** start Data entries **

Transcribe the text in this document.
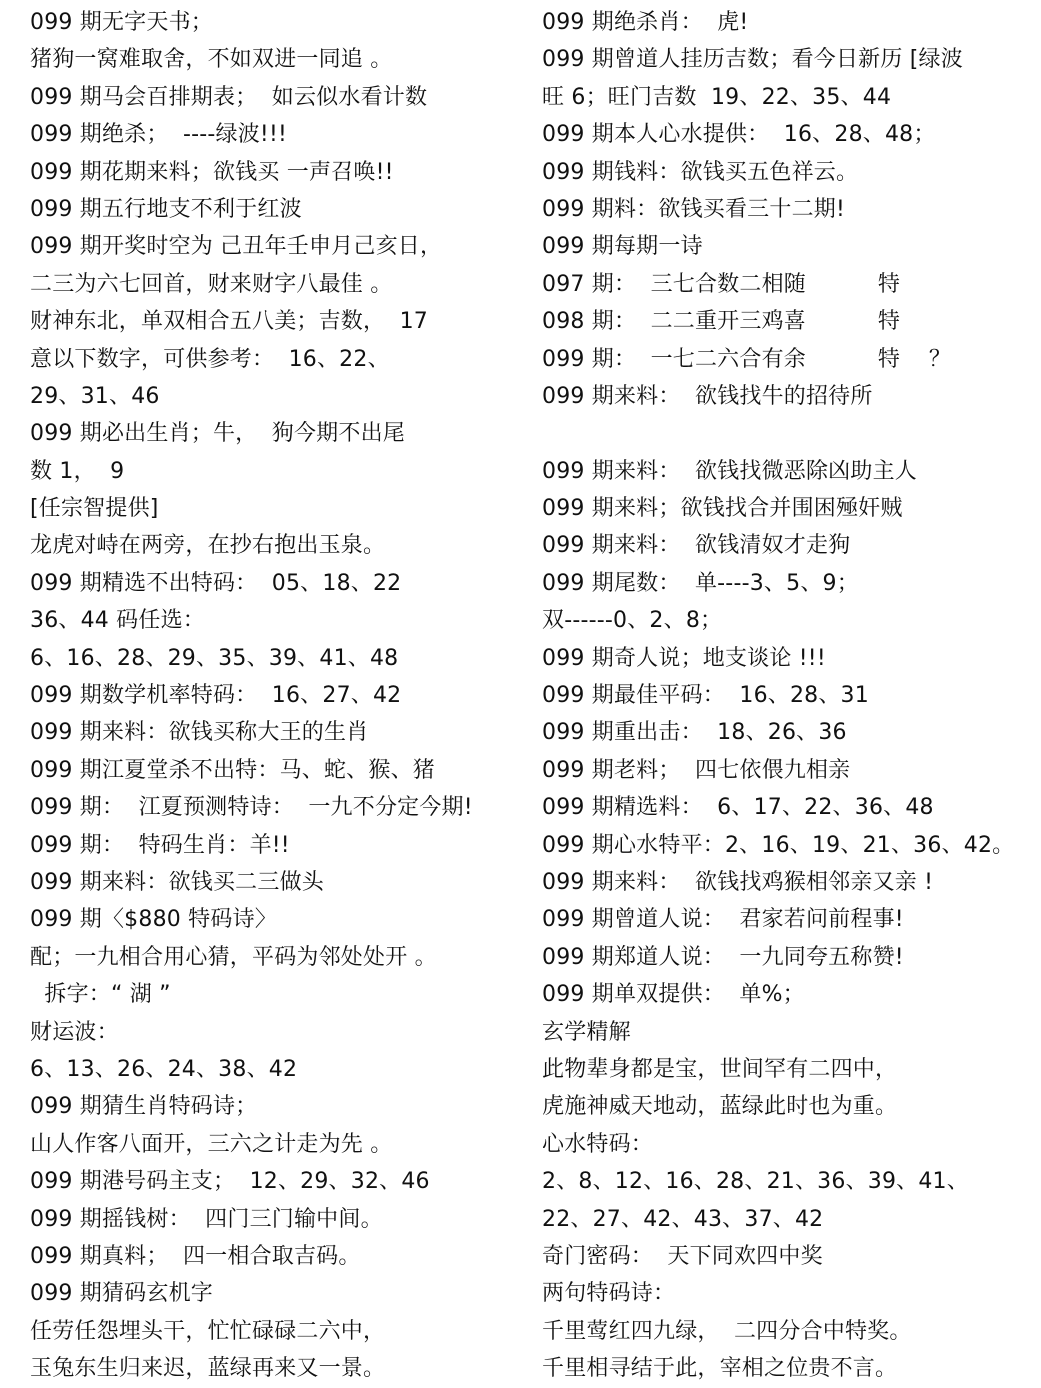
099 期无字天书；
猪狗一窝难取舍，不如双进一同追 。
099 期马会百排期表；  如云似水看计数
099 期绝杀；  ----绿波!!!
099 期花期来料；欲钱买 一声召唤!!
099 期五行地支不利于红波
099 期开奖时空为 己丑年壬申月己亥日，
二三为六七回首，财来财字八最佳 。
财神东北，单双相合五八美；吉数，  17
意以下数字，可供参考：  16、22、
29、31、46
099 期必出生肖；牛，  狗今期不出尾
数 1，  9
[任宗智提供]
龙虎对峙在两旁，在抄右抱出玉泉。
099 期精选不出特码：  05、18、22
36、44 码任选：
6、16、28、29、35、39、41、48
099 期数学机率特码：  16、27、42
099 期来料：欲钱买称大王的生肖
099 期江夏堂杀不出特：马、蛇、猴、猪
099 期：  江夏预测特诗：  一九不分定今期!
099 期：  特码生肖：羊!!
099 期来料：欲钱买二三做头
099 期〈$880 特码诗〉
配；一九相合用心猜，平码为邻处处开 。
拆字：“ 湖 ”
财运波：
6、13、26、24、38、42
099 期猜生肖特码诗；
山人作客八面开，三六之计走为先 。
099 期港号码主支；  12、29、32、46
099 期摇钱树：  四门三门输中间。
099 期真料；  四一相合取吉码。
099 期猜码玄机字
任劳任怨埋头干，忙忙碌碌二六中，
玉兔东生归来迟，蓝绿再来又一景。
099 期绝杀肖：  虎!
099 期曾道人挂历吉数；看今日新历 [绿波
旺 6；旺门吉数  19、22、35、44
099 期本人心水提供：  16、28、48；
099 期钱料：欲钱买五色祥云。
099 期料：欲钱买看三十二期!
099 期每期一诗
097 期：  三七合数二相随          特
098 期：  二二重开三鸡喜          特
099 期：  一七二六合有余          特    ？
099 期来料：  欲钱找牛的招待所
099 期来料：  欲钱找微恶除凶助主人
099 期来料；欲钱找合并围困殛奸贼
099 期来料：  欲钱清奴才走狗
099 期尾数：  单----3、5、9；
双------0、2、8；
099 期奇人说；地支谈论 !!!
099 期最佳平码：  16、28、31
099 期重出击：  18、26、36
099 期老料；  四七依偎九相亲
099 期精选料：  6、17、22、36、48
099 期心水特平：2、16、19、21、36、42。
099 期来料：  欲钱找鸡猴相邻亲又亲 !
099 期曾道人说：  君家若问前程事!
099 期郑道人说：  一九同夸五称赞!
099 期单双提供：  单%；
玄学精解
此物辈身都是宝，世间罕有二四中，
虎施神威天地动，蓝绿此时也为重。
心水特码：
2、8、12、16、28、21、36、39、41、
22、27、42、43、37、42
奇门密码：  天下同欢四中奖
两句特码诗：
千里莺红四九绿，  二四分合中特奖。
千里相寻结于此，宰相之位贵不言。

** end Data entries **

Transcribe the whole listing exactly. Pictures are excluded.

Transcribe the text in this document.
099 期无字天书；
猪狗一窝难取舍，不如双进一同追 。
099 期马会百排期表；  如云似水看计数
099 期绝杀；  ----绿波!!!
099 期花期来料；欲钱买 一声召唤!!
099 期五行地支不利于红波
099 期开奖时空为 己丑年壬申月己亥日，
二三为六七回首，财来财字八最佳 。
财神东北，单双相合五八美；吉数，  17
意以下数字，可供参考：  16、22、
29、31、46
099 期必出生肖；牛，  狗今期不出尾
数 1，  9
[任宗智提供]
龙虎对峙在两旁，在抄右抱出玉泉。
099 期精选不出特码：  05、18、22
36、44 码任选：
6、16、28、29、35、39、41、48
099 期数学机率特码：  16、27、42
099 期来料：欲钱买称大王的生肖
099 期江夏堂杀不出特：马、蛇、猴、猪
099 期：  江夏预测特诗：  一九不分定今期!
099 期：  特码生肖：羊!!
099 期来料：欲钱买二三做头
099 期〈$880 特码诗〉
配；一九相合用心猜，平码为邻处处开 。
拆字：“ 湖 ”
财运波：
6、13、26、24、38、42
099 期猜生肖特码诗；
山人作客八面开，三六之计走为先 。
099 期港号码主支；  12、29、32、46
099 期摇钱树：  四门三门输中间。
099 期真料；  四一相合取吉码。
099 期猜码玄机字
任劳任怨埋头干，忙忙碌碌二六中，
玉兔东生归来迟，蓝绿再来又一景。
099 期绝杀肖：  虎!
099 期曾道人挂历吉数；看今日新历 [绿波
旺 6；旺门吉数  19、22、35、44
099 期本人心水提供：  16、28、48；
099 期钱料：欲钱买五色祥云。
099 期料：欲钱买看三十二期!
099 期每期一诗
097 期：  三七合数二相随          特
098 期：  二二重开三鸡喜          特
099 期：  一七二六合有余          特    ？
099 期来料：  欲钱找牛的招待所
099 期来料：  欲钱找微恶除凶助主人
099 期来料；欲钱找合并围困殛奸贼
099 期来料：  欲钱清奴才走狗
099 期尾数：  单----3、5、9；
双------0、2、8；
099 期奇人说；地支谈论 !!!
099 期最佳平码：  16、28、31
099 期重出击：  18、26、36
099 期老料；  四七依偎九相亲
099 期精选料：  6、17、22、36、48
099 期心水特平：2、16、19、21、36、42。
099 期来料：  欲钱找鸡猴相邻亲又亲 !
099 期曾道人说：  君家若问前程事!
099 期郑道人说：  一九同夸五称赞!
099 期单双提供：  单%；
玄学精解
此物辈身都是宝，世间罕有二四中，
虎施神威天地动，蓝绿此时也为重。
心水特码：
2、8、12、16、28、21、36、39、41、
22、27、42、43、37、42
奇门密码：  天下同欢四中奖
两句特码诗：
千里莺红四九绿，  二四分合中特奖。
千里相寻结于此，宰相之位贵不言。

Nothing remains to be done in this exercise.